● Stated exercise
Extract each line where the string "Развитие" shows up.

● Records shown
Start

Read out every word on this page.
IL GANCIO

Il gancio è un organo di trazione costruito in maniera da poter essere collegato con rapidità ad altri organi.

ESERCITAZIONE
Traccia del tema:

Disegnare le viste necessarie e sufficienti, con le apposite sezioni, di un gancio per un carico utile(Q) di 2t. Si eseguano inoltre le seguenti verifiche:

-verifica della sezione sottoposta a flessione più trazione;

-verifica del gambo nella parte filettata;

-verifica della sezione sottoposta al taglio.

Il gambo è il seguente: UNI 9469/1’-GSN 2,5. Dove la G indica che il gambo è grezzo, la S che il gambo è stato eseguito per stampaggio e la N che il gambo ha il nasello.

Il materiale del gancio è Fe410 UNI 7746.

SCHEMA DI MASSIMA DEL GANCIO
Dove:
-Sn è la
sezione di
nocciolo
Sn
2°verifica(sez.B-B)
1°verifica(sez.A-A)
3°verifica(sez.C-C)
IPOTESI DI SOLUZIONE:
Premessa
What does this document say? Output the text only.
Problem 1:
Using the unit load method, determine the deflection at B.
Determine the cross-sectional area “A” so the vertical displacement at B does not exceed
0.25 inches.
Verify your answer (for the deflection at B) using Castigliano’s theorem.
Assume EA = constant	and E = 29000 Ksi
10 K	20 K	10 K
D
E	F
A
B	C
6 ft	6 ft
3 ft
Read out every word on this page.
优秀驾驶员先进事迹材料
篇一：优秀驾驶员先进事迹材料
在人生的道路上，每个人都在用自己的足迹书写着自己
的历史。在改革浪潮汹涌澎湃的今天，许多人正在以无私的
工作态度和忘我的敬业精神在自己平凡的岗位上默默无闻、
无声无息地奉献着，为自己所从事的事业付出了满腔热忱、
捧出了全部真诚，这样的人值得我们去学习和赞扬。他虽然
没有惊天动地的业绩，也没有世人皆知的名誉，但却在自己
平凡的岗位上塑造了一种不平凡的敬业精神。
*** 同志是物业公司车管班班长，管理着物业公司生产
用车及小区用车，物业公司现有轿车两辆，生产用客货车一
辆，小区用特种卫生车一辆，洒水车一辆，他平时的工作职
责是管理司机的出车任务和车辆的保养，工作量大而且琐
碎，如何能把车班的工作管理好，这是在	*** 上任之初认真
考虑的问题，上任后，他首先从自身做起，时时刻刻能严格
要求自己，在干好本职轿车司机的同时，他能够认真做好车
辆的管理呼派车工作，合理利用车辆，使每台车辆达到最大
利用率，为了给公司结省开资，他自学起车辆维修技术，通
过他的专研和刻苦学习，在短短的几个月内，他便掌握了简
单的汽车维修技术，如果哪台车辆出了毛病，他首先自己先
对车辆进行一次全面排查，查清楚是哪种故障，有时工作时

End
Start

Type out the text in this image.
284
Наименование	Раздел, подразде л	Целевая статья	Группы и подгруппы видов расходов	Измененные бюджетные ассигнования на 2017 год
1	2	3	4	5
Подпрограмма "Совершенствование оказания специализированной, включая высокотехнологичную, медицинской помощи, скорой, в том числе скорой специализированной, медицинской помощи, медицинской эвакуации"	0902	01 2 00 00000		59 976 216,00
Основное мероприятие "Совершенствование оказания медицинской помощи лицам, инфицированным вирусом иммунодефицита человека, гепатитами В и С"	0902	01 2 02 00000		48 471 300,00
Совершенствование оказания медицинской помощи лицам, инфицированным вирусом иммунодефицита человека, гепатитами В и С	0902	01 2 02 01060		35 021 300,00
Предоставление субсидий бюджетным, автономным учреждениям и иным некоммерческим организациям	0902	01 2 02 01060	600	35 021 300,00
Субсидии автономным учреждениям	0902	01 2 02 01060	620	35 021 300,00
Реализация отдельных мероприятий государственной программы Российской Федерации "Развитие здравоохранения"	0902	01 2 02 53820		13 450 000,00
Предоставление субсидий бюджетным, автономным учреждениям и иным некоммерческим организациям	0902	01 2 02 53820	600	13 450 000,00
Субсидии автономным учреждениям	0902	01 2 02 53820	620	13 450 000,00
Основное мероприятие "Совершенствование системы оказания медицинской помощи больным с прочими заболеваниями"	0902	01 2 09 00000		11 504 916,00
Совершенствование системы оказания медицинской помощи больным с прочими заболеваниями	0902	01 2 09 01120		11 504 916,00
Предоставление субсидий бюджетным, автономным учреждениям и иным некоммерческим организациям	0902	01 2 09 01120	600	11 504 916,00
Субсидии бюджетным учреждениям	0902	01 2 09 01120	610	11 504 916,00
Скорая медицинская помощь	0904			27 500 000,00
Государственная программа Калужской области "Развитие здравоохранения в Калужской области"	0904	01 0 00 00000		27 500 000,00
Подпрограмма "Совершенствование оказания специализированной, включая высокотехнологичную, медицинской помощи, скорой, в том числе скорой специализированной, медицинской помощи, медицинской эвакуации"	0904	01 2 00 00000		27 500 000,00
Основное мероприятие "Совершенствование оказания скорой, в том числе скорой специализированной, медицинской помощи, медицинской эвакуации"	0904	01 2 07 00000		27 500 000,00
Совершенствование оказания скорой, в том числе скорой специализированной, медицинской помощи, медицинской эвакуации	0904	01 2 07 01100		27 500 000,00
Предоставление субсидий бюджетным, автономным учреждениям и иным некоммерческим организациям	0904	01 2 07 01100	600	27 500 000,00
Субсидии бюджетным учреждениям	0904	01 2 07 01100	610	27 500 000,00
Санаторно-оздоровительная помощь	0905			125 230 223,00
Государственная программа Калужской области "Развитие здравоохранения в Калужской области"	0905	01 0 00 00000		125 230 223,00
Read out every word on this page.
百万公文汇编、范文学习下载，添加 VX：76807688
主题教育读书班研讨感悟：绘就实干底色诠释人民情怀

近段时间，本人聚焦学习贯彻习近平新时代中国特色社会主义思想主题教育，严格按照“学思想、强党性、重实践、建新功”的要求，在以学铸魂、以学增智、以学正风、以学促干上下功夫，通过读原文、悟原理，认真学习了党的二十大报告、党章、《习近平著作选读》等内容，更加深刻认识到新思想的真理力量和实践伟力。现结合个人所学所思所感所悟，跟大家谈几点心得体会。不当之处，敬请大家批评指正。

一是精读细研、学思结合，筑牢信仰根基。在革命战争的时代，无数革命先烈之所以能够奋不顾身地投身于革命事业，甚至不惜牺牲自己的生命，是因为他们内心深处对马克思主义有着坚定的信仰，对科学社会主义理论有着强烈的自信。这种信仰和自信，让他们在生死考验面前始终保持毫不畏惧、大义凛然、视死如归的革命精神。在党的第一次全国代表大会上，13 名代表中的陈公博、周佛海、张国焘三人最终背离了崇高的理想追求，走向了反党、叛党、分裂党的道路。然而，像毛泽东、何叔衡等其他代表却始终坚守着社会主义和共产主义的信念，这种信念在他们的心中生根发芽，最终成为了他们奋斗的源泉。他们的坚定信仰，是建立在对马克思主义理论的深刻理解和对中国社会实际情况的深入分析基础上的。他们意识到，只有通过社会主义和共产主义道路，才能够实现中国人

End

● Full solution
Реализация отдельных мероприятий государственной программы Российской Федерации "Развитие здравоохранения"	0902	01 2 02 53820		13 450 000,00
Государственная программа Калужской области "Развитие здравоохранения в Калужской области"	0904	01 0 00 00000		27 500 000,00
Государственная программа Калужской области "Развитие здравоохранения в Калужской области"	0905	01 0 00 00000		125 230 223,00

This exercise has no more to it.